#### Dataset records on visual material:

----------------

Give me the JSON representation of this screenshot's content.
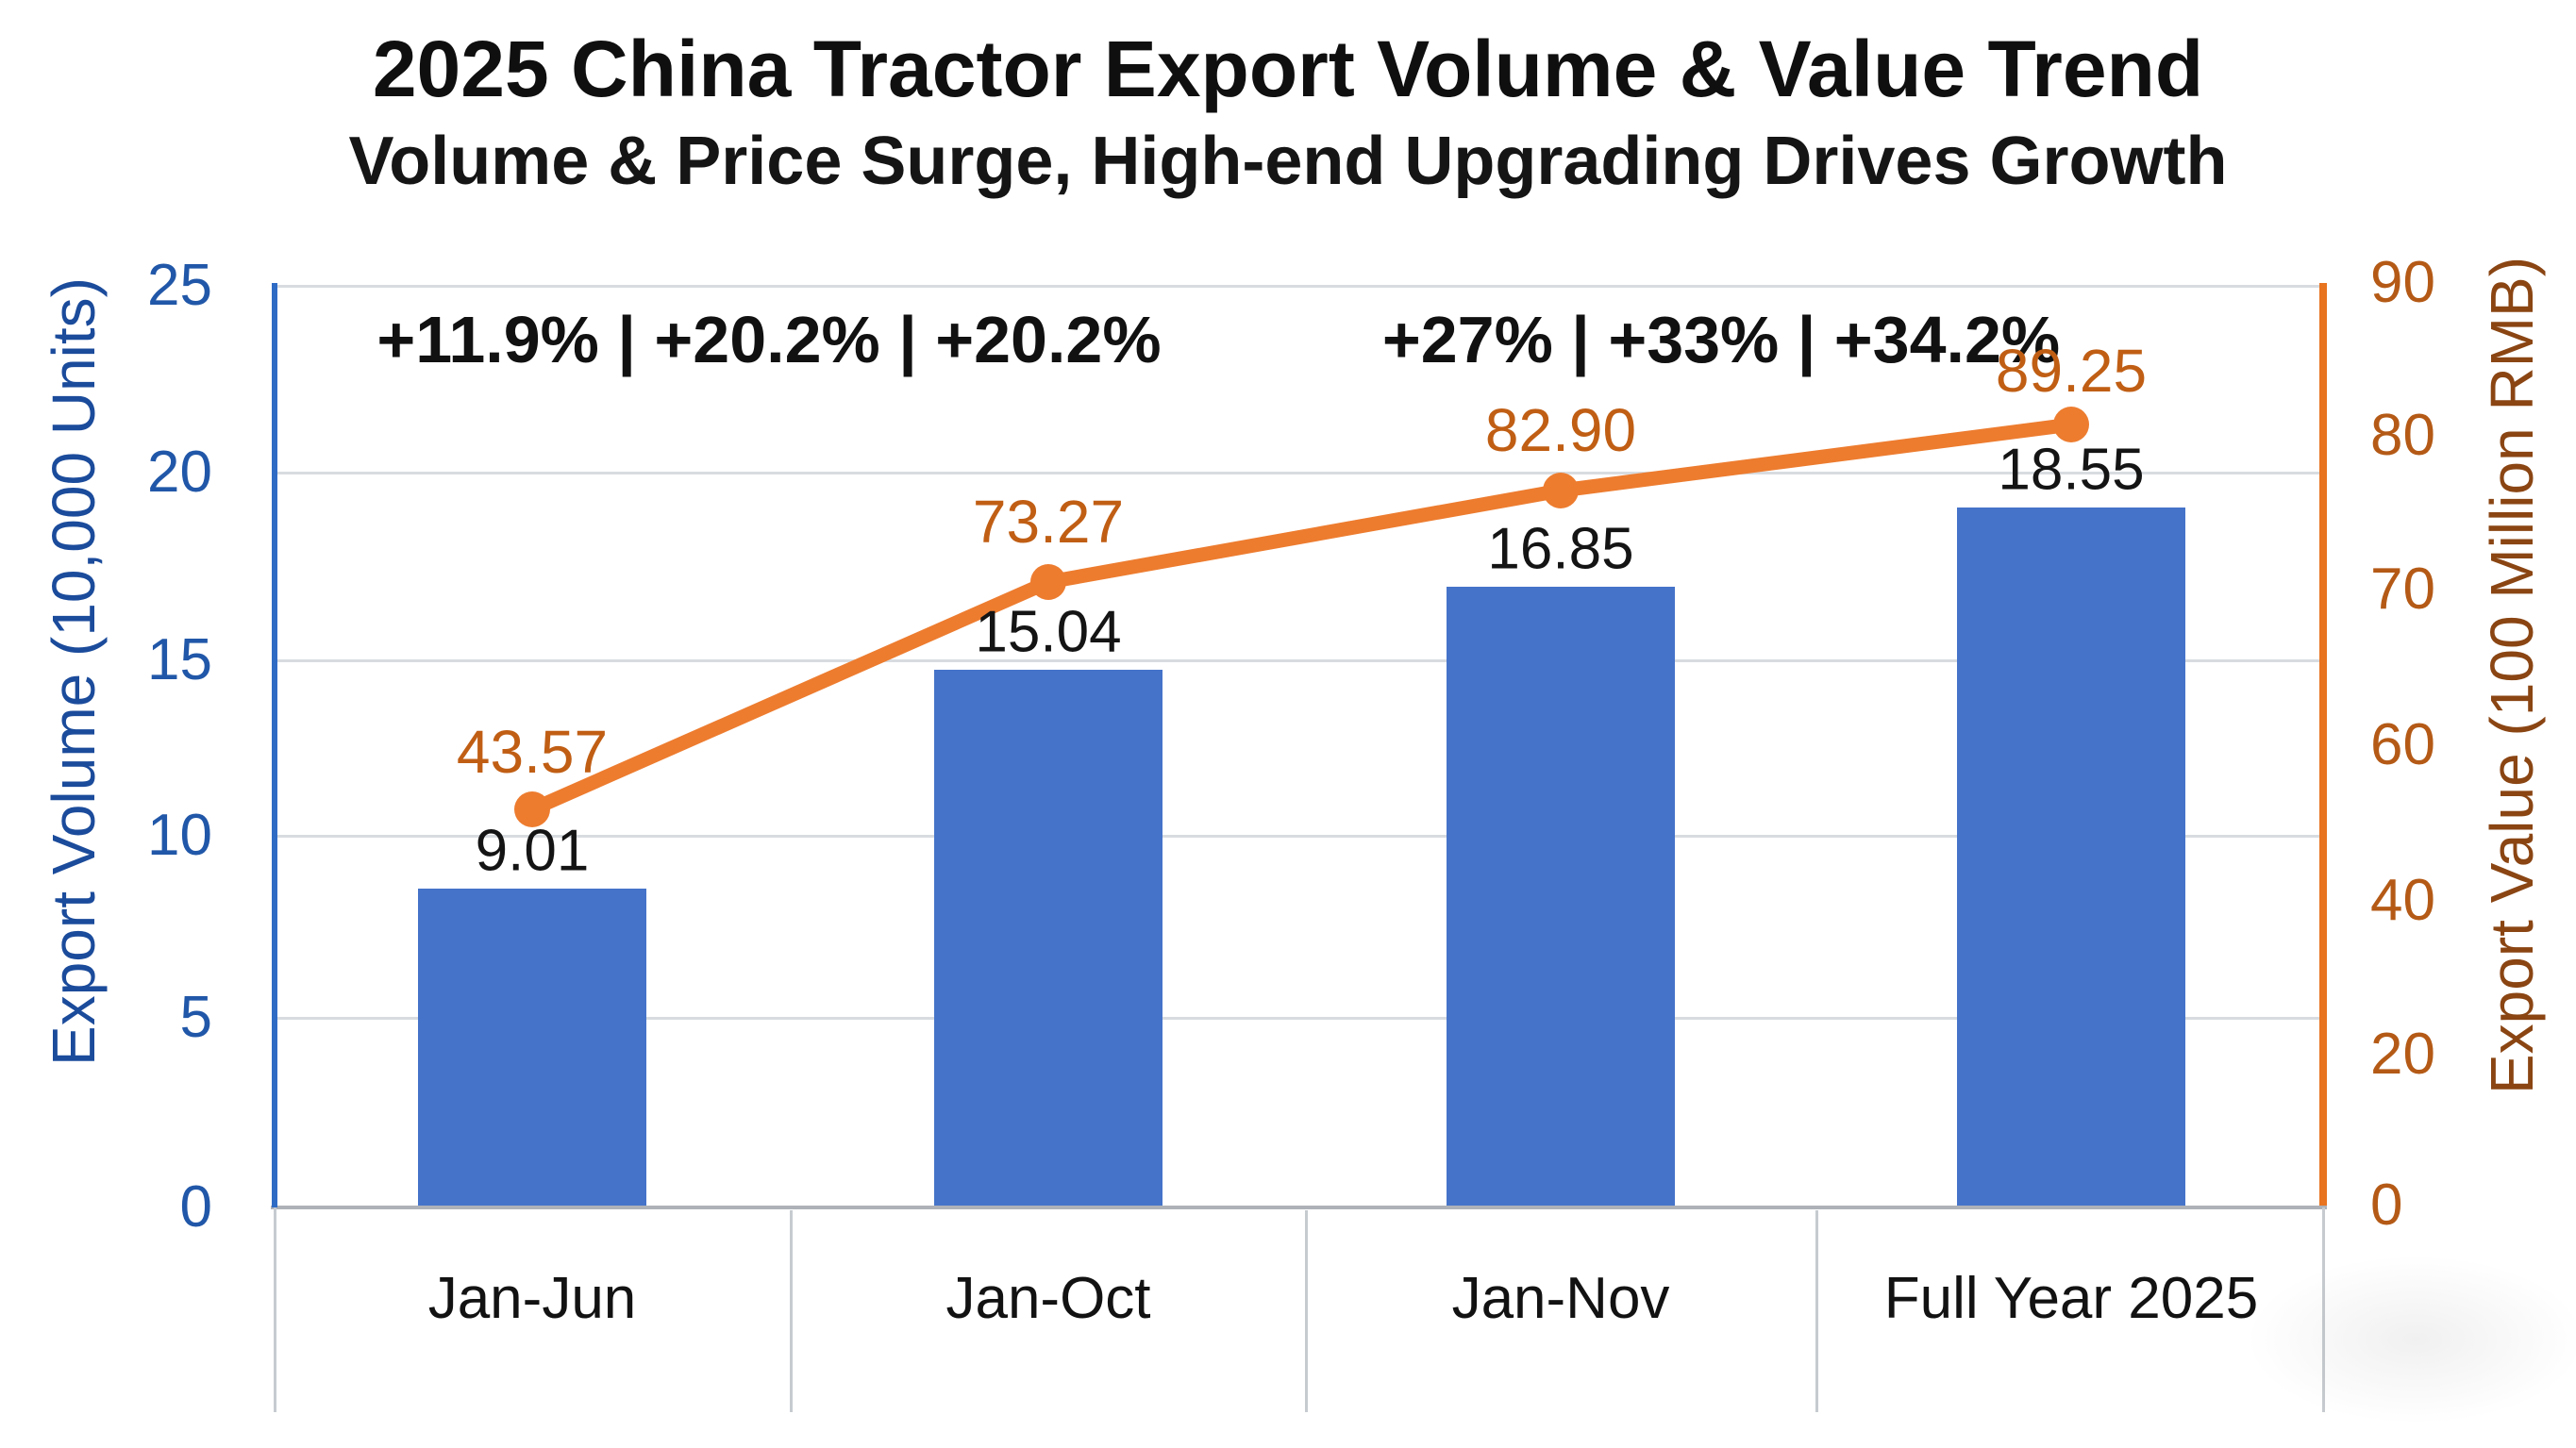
{
  "header": {
    "title": "2025 China Tractor Export Volume & Value Trend",
    "subtitle": "Volume & Price Surge, High-end Upgrading Drives Growth"
  },
  "chart_data": {
    "type": "combo-bar-line",
    "title": "2025 China Tractor Export Volume & Value Trend",
    "subtitle": "Volume & Price Surge, High-end Upgrading Drives Growth",
    "categories": [
      "Jan-Jun",
      "Jan-Oct",
      "Jan-Nov",
      "Full Year 2025"
    ],
    "series": [
      {
        "name": "Export Volume",
        "chart_type": "bar",
        "axis": "left",
        "unit": "10,000 Units",
        "values": [
          9.01,
          15.04,
          16.85,
          18.55
        ],
        "labels": [
          "9.01",
          "15.04",
          "16.85",
          "18.55"
        ],
        "color": "#4573C9",
        "label_color": "#141414"
      },
      {
        "name": "Export Value",
        "chart_type": "line",
        "axis": "right",
        "unit": "100 Million RMB",
        "values": [
          43.57,
          73.27,
          82.9,
          89.25
        ],
        "labels": [
          "43.57",
          "73.27",
          "82.90",
          "89.25"
        ],
        "color": "#ED7C2F",
        "label_color": "#C05E14"
      }
    ],
    "y_axis_left": {
      "title": "Export Volume (10,000 Units)",
      "tick_labels": [
        "25",
        "20",
        "15",
        "10",
        "5",
        "0"
      ],
      "range": [
        0,
        25
      ],
      "axis_color": "#2E6BC5",
      "tick_color": "#2157A8",
      "title_color": "#1B4B9B"
    },
    "y_axis_right": {
      "title": "Export Value (100 Million RMB)",
      "tick_labels": [
        "90",
        "80",
        "70",
        "60",
        "40",
        "20",
        "0"
      ],
      "range": [
        0,
        90
      ],
      "axis_color": "#E87420",
      "tick_color": "#B45A16",
      "title_color": "#8A4513"
    },
    "annotations": {
      "volume_growth": "+11.9% | +20.2% | +20.2%",
      "value_growth": "+27% | +33% | +34.2%"
    },
    "grid": true,
    "legend": "none",
    "background": "#FFFFFF"
  }
}
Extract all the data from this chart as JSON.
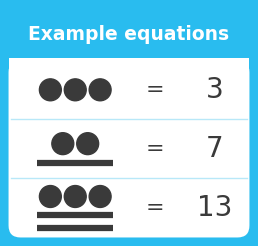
{
  "title": "Example equations",
  "title_bg_color": "#29bcef",
  "title_text_color": "#ffffff",
  "body_bg_color": "#ffffff",
  "outer_bg_color": "#29bcef",
  "dot_color": "#3a3a3a",
  "line_color": "#3a3a3a",
  "equals_color": "#3a3a3a",
  "number_color": "#3a3a3a",
  "row_divider_color": "#b8e8f8",
  "rows": [
    {
      "dots": 3,
      "lines": 0,
      "value": "3"
    },
    {
      "dots": 2,
      "lines": 1,
      "value": "7"
    },
    {
      "dots": 3,
      "lines": 2,
      "value": "13"
    }
  ],
  "figsize": [
    2.58,
    2.46
  ],
  "dpi": 100
}
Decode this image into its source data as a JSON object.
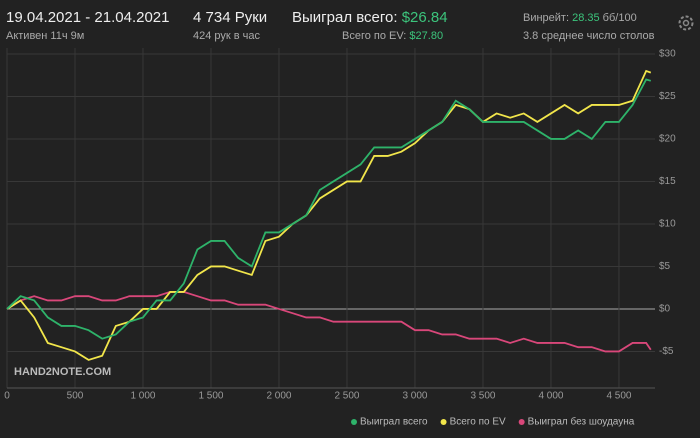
{
  "header": {
    "date_range": "19.04.2021 - 21.04.2021",
    "active_time": "Активен 11ч 9м",
    "hands": "4 734 Руки",
    "hands_per_hour": "424 рук в час",
    "won_label": "Выиграл всего:",
    "won_value": "$26.84",
    "ev_label": "Всего по EV:",
    "ev_value": "$27.80",
    "winrate_label": "Винрейт:",
    "winrate_value": "28.35",
    "winrate_unit": " бб/100",
    "tables": "3.8 среднее число столов"
  },
  "chart_data": {
    "type": "line",
    "watermark": "HAND2NOTE.COM",
    "x": [
      0,
      100,
      200,
      300,
      400,
      500,
      600,
      700,
      800,
      900,
      1000,
      1100,
      1200,
      1300,
      1400,
      1500,
      1600,
      1700,
      1800,
      1900,
      2000,
      2100,
      2200,
      2300,
      2400,
      2500,
      2600,
      2700,
      2800,
      2900,
      3000,
      3100,
      3200,
      3300,
      3400,
      3500,
      3600,
      3700,
      3800,
      3900,
      4000,
      4100,
      4200,
      4300,
      4400,
      4500,
      4600,
      4700,
      4734
    ],
    "series": [
      {
        "name": "Выиграл всего",
        "color": "#2eb36a",
        "values": [
          0,
          1.5,
          1,
          -1,
          -2,
          -2,
          -2.5,
          -3.5,
          -3,
          -1.5,
          -1,
          1,
          1,
          3,
          7,
          8,
          8,
          6,
          5,
          9,
          9,
          10,
          11,
          14,
          15,
          16,
          17,
          19,
          19,
          19,
          20,
          21,
          22,
          24.5,
          23.5,
          22,
          22,
          22,
          22,
          21,
          20,
          20,
          21,
          20,
          22,
          22,
          24,
          27,
          26.84
        ]
      },
      {
        "name": "Всего по EV",
        "color": "#f2e64b",
        "values": [
          0,
          1,
          -1,
          -4,
          -4.5,
          -5,
          -6,
          -5.5,
          -2,
          -1.5,
          0,
          0,
          2,
          2,
          4,
          5,
          5,
          4.5,
          4,
          8,
          8.5,
          10,
          11,
          13,
          14,
          15,
          15,
          18,
          18,
          18.5,
          19.5,
          21,
          22,
          24,
          23.5,
          22,
          23,
          22.5,
          23,
          22,
          23,
          24,
          23,
          24,
          24,
          24,
          24.5,
          28,
          27.8
        ]
      },
      {
        "name": "Выиграл без шоудауна",
        "color": "#d9477a",
        "values": [
          0,
          1,
          1.5,
          1,
          1,
          1.5,
          1.5,
          1,
          1,
          1.5,
          1.5,
          1.5,
          2,
          2,
          1.5,
          1,
          1,
          0.5,
          0.5,
          0.5,
          0,
          -0.5,
          -1,
          -1,
          -1.5,
          -1.5,
          -1.5,
          -1.5,
          -1.5,
          -1.5,
          -2.5,
          -2.5,
          -3,
          -3,
          -3.5,
          -3.5,
          -3.5,
          -4,
          -3.5,
          -4,
          -4,
          -4,
          -4.5,
          -4.5,
          -5,
          -5,
          -4,
          -4,
          -4.8
        ]
      }
    ],
    "xlim": [
      0,
      4765
    ],
    "xticks": [
      0,
      500,
      {
        "value": 1000,
        "label": "1 000"
      },
      {
        "value": 1500,
        "label": "1 500"
      },
      {
        "value": 2000,
        "label": "2 000"
      },
      {
        "value": 2500,
        "label": "2 500"
      },
      {
        "value": 3000,
        "label": "3 000"
      },
      {
        "value": 3500,
        "label": "3 500"
      },
      {
        "value": 4000,
        "label": "4 000"
      },
      {
        "value": 4500,
        "label": "4 500"
      }
    ],
    "ylim": [
      -9.3,
      30.7
    ],
    "yticks": [
      {
        "value": -5,
        "label": "-$5"
      },
      {
        "value": 0,
        "label": "$0"
      },
      {
        "value": 5,
        "label": "$5"
      },
      {
        "value": 10,
        "label": "$10"
      },
      {
        "value": 15,
        "label": "$15"
      },
      {
        "value": 20,
        "label": "$20"
      },
      {
        "value": 25,
        "label": "$25"
      },
      {
        "value": 30,
        "label": "$30"
      }
    ],
    "grid": true
  }
}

----------------

#### The problem:
Return the whole listing, word for word, and leave out every picture.

#### Result for this task:
Give me the JSON representation of this screenshot's content.
{
  "header": {
    "title": "2025 China Tractor Export Volume & Value Trend",
    "subtitle": "Volume & Price Surge, High-end Upgrading Drives Growth"
  },
  "chart_data": {
    "type": "combo-bar-line",
    "title": "2025 China Tractor Export Volume & Value Trend",
    "subtitle": "Volume & Price Surge, High-end Upgrading Drives Growth",
    "categories": [
      "Jan-Jun",
      "Jan-Oct",
      "Jan-Nov",
      "Full Year 2025"
    ],
    "series": [
      {
        "name": "Export Volume",
        "chart_type": "bar",
        "axis": "left",
        "unit": "10,000 Units",
        "values": [
          9.01,
          15.04,
          16.85,
          18.55
        ],
        "labels": [
          "9.01",
          "15.04",
          "16.85",
          "18.55"
        ],
        "color": "#4573C9",
        "label_color": "#141414"
      },
      {
        "name": "Export Value",
        "chart_type": "line",
        "axis": "right",
        "unit": "100 Million RMB",
        "values": [
          43.57,
          73.27,
          82.9,
          89.25
        ],
        "labels": [
          "43.57",
          "73.27",
          "82.90",
          "89.25"
        ],
        "color": "#ED7C2F",
        "label_color": "#C05E14"
      }
    ],
    "y_axis_left": {
      "title": "Export Volume (10,000 Units)",
      "tick_labels": [
        "25",
        "20",
        "15",
        "10",
        "5",
        "0"
      ],
      "range": [
        0,
        25
      ],
      "axis_color": "#2E6BC5",
      "tick_color": "#2157A8",
      "title_color": "#1B4B9B"
    },
    "y_axis_right": {
      "title": "Export Value (100 Million RMB)",
      "tick_labels": [
        "90",
        "80",
        "70",
        "60",
        "40",
        "20",
        "0"
      ],
      "range": [
        0,
        90
      ],
      "axis_color": "#E87420",
      "tick_color": "#B45A16",
      "title_color": "#8A4513"
    },
    "annotations": {
      "volume_growth": "+11.9% | +20.2% | +20.2%",
      "value_growth": "+27% | +33% | +34.2%"
    },
    "grid": true,
    "legend": "none",
    "background": "#FFFFFF"
  }
}
Extract all the data from this chart as JSON.
{
  "title": "Example equations",
  "title_bg_color": "#29bcef",
  "title_text_color": "#ffffff",
  "body_bg_color": "#ffffff",
  "outer_bg_color": "#29bcef",
  "dot_color": "#3a3a3a",
  "line_color": "#3a3a3a",
  "equals_color": "#3a3a3a",
  "number_color": "#3a3a3a",
  "row_divider_color": "#b8e8f8",
  "rows": [
    {
      "dots": 3,
      "lines": 0,
      "value": "3"
    },
    {
      "dots": 2,
      "lines": 1,
      "value": "7"
    },
    {
      "dots": 3,
      "lines": 2,
      "value": "13"
    }
  ],
  "figsize": [
    2.58,
    2.46
  ],
  "dpi": 100
}
Decode this image into its source data as a JSON object.
{
  "header": {
    "date_range": "19.04.2021 - 21.04.2021",
    "active_time": "Активен 11ч 9м",
    "hands": "4 734 Руки",
    "hands_per_hour": "424 рук в час",
    "won_label": "Выиграл всего:",
    "won_value": "$26.84",
    "ev_label": "Всего по EV:",
    "ev_value": "$27.80",
    "winrate_label": "Винрейт:",
    "winrate_value": "28.35",
    "winrate_unit": " бб/100",
    "tables": "3.8 среднее число столов"
  },
  "chart_data": {
    "type": "line",
    "watermark": "HAND2NOTE.COM",
    "x": [
      0,
      100,
      200,
      300,
      400,
      500,
      600,
      700,
      800,
      900,
      1000,
      1100,
      1200,
      1300,
      1400,
      1500,
      1600,
      1700,
      1800,
      1900,
      2000,
      2100,
      2200,
      2300,
      2400,
      2500,
      2600,
      2700,
      2800,
      2900,
      3000,
      3100,
      3200,
      3300,
      3400,
      3500,
      3600,
      3700,
      3800,
      3900,
      4000,
      4100,
      4200,
      4300,
      4400,
      4500,
      4600,
      4700,
      4734
    ],
    "series": [
      {
        "name": "Выиграл всего",
        "color": "#2eb36a",
        "values": [
          0,
          1.5,
          1,
          -1,
          -2,
          -2,
          -2.5,
          -3.5,
          -3,
          -1.5,
          -1,
          1,
          1,
          3,
          7,
          8,
          8,
          6,
          5,
          9,
          9,
          10,
          11,
          14,
          15,
          16,
          17,
          19,
          19,
          19,
          20,
          21,
          22,
          24.5,
          23.5,
          22,
          22,
          22,
          22,
          21,
          20,
          20,
          21,
          20,
          22,
          22,
          24,
          27,
          26.84
        ]
      },
      {
        "name": "Всего по EV",
        "color": "#f2e64b",
        "values": [
          0,
          1,
          -1,
          -4,
          -4.5,
          -5,
          -6,
          -5.5,
          -2,
          -1.5,
          0,
          0,
          2,
          2,
          4,
          5,
          5,
          4.5,
          4,
          8,
          8.5,
          10,
          11,
          13,
          14,
          15,
          15,
          18,
          18,
          18.5,
          19.5,
          21,
          22,
          24,
          23.5,
          22,
          23,
          22.5,
          23,
          22,
          23,
          24,
          23,
          24,
          24,
          24,
          24.5,
          28,
          27.8
        ]
      },
      {
        "name": "Выиграл без шоудауна",
        "color": "#d9477a",
        "values": [
          0,
          1,
          1.5,
          1,
          1,
          1.5,
          1.5,
          1,
          1,
          1.5,
          1.5,
          1.5,
          2,
          2,
          1.5,
          1,
          1,
          0.5,
          0.5,
          0.5,
          0,
          -0.5,
          -1,
          -1,
          -1.5,
          -1.5,
          -1.5,
          -1.5,
          -1.5,
          -1.5,
          -2.5,
          -2.5,
          -3,
          -3,
          -3.5,
          -3.5,
          -3.5,
          -4,
          -3.5,
          -4,
          -4,
          -4,
          -4.5,
          -4.5,
          -5,
          -5,
          -4,
          -4,
          -4.8
        ]
      }
    ],
    "xlim": [
      0,
      4765
    ],
    "xticks": [
      0,
      500,
      {
        "value": 1000,
        "label": "1 000"
      },
      {
        "value": 1500,
        "label": "1 500"
      },
      {
        "value": 2000,
        "label": "2 000"
      },
      {
        "value": 2500,
        "label": "2 500"
      },
      {
        "value": 3000,
        "label": "3 000"
      },
      {
        "value": 3500,
        "label": "3 500"
      },
      {
        "value": 4000,
        "label": "4 000"
      },
      {
        "value": 4500,
        "label": "4 500"
      }
    ],
    "ylim": [
      -9.3,
      30.7
    ],
    "yticks": [
      {
        "value": -5,
        "label": "-$5"
      },
      {
        "value": 0,
        "label": "$0"
      },
      {
        "value": 5,
        "label": "$5"
      },
      {
        "value": 10,
        "label": "$10"
      },
      {
        "value": 15,
        "label": "$15"
      },
      {
        "value": 20,
        "label": "$20"
      },
      {
        "value": 25,
        "label": "$25"
      },
      {
        "value": 30,
        "label": "$30"
      }
    ],
    "grid": true
  }
}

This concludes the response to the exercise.